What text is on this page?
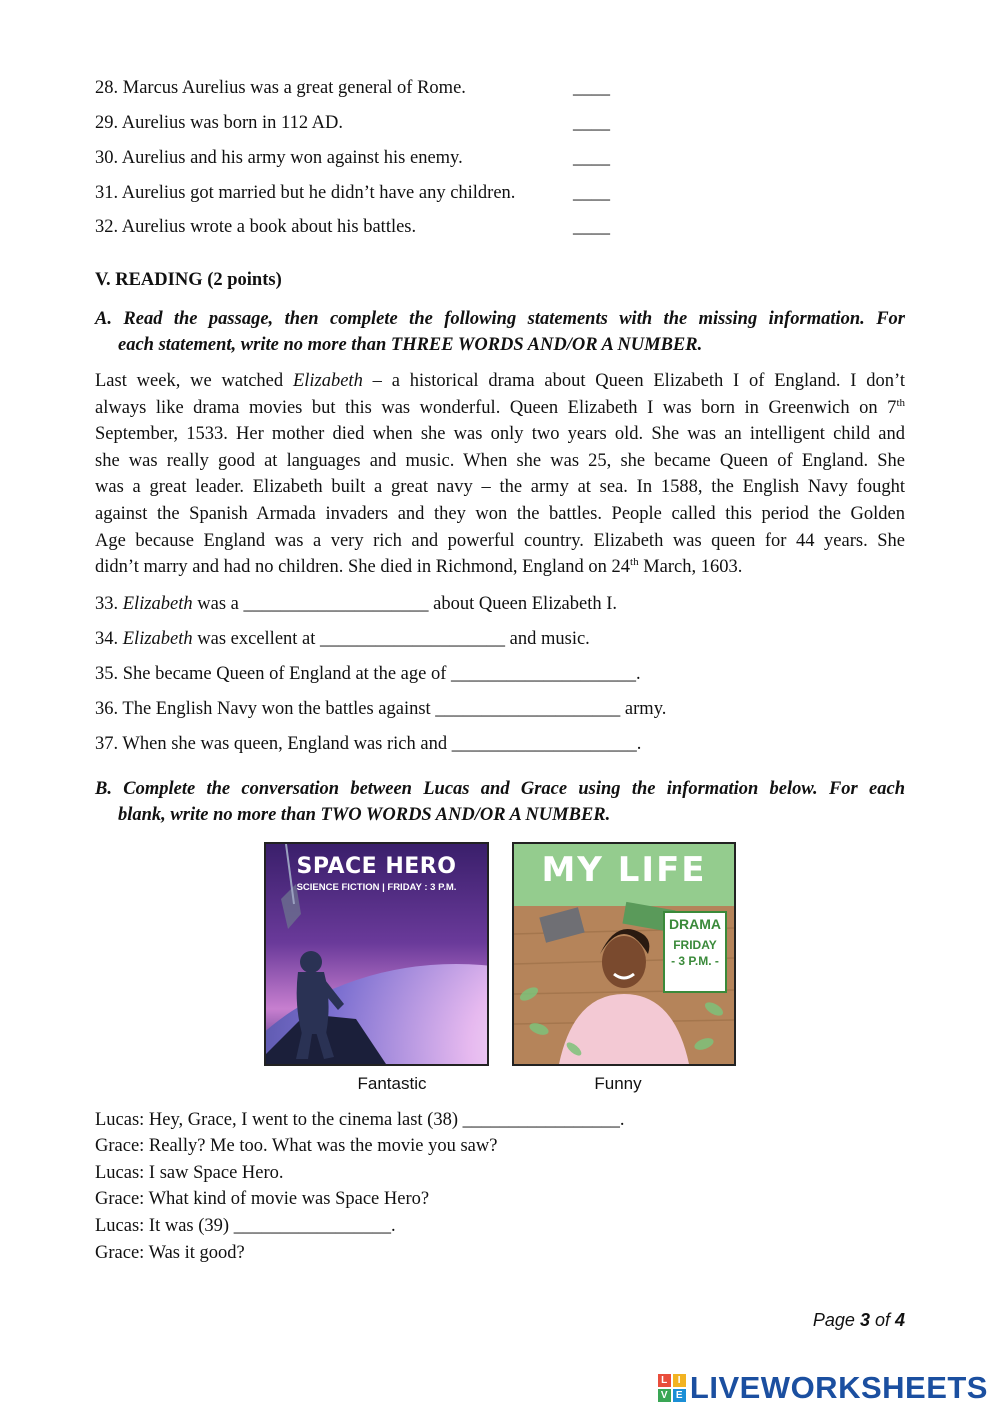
28. Marcus Aurelius was a great general of Rome.	____
29. Aurelius was born in 112 AD.	____
30. Aurelius and his army won against his enemy.	____
31. Aurelius got married but he didn’t have any children.	____
32. Aurelius wrote a book about his battles.	____
V. READING (2 points)
A. Read the passage, then complete the following statements with the missing information. For
each statement, write no more than THREE WORDS AND/OR A NUMBER.
Last week, we watched Elizabeth – a historical drama about Queen Elizabeth I of England. I don’t
always like drama movies but this was wonderful. Queen Elizabeth I was born in Greenwich on 7th
September, 1533. Her mother died when she was only two years old. She was an intelligent child and
she was really good at languages and music. When she was 25, she became Queen of England. She
was a great leader. Elizabeth built a great navy – the army at sea. In 1588, the English Navy fought
against the Spanish Armada invaders and they won the battles. People called this period the Golden
Age because England was a very rich and powerful country. Elizabeth was queen for 44 years. She
didn’t marry and had no children. She died in Richmond, England on 24th March, 1603.
33. Elizabeth was a ____________________ about Queen Elizabeth I.
34. Elizabeth was excellent at ____________________ and music.
35. She became Queen of England at the age of ____________________.
36. The English Navy won the battles against ____________________ army.
37. When she was queen, England was rich and ____________________.
B. Complete the conversation between Lucas and Grace using the information below. For each
blank, write no more than TWO WORDS AND/OR A NUMBER.
SPACE HERO
SCIENCE FICTION | FRIDAY : 3 P.M.	MY LIFE
DRAMA
FRIDAY
- 3 P.M. -
Fantastic	Funny
Lucas: Hey, Grace, I went to the cinema last (38) _________________.
Grace: Really? Me too. What was the movie you saw?
Lucas: I saw Space Hero.
Grace: What kind of movie was Space Hero?
Lucas: It was (39) _________________.
Grace: Was it good?
Page 3 of 4
L	I
V E LIVEWORKSHEETS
□ □ □ □ □
> [Problem requirements] Set down every record once more, word for word, without pictures.

> [Exercise result]
What text is on this page?
28. Marcus Aurelius was a great general of Rome.	____
29. Aurelius was born in 112 AD.	____
30. Aurelius and his army won against his enemy.	____
31. Aurelius got married but he didn’t have any children.	____
32. Aurelius wrote a book about his battles.	____
V. READING (2 points)
A. Read the passage, then complete the following statements with the missing information. For
each statement, write no more than THREE WORDS AND/OR A NUMBER.
Last week, we watched Elizabeth – a historical drama about Queen Elizabeth I of England. I don’t
always like drama movies but this was wonderful. Queen Elizabeth I was born in Greenwich on 7th
September, 1533. Her mother died when she was only two years old. She was an intelligent child and
she was really good at languages and music. When she was 25, she became Queen of England. She
was a great leader. Elizabeth built a great navy – the army at sea. In 1588, the English Navy fought
against the Spanish Armada invaders and they won the battles. People called this period the Golden
Age because England was a very rich and powerful country. Elizabeth was queen for 44 years. She
didn’t marry and had no children. She died in Richmond, England on 24th March, 1603.
33. Elizabeth was a ____________________ about Queen Elizabeth I.
34. Elizabeth was excellent at ____________________ and music.
35. She became Queen of England at the age of ____________________.
36. The English Navy won the battles against ____________________ army.
37. When she was queen, England was rich and ____________________.
B. Complete the conversation between Lucas and Grace using the information below. For each
blank, write no more than TWO WORDS AND/OR A NUMBER.
SPACE HERO
SCIENCE FICTION | FRIDAY : 3 P.M.	MY LIFE
DRAMA
FRIDAY
- 3 P.M. -
Fantastic	Funny
Lucas: Hey, Grace, I went to the cinema last (38) _________________.
Grace: Really? Me too. What was the movie you saw?
Lucas: I saw Space Hero.
Grace: What kind of movie was Space Hero?
Lucas: It was (39) _________________.
Grace: Was it good?
Page 3 of 4
L	I
V E LIVEWORKSHEETS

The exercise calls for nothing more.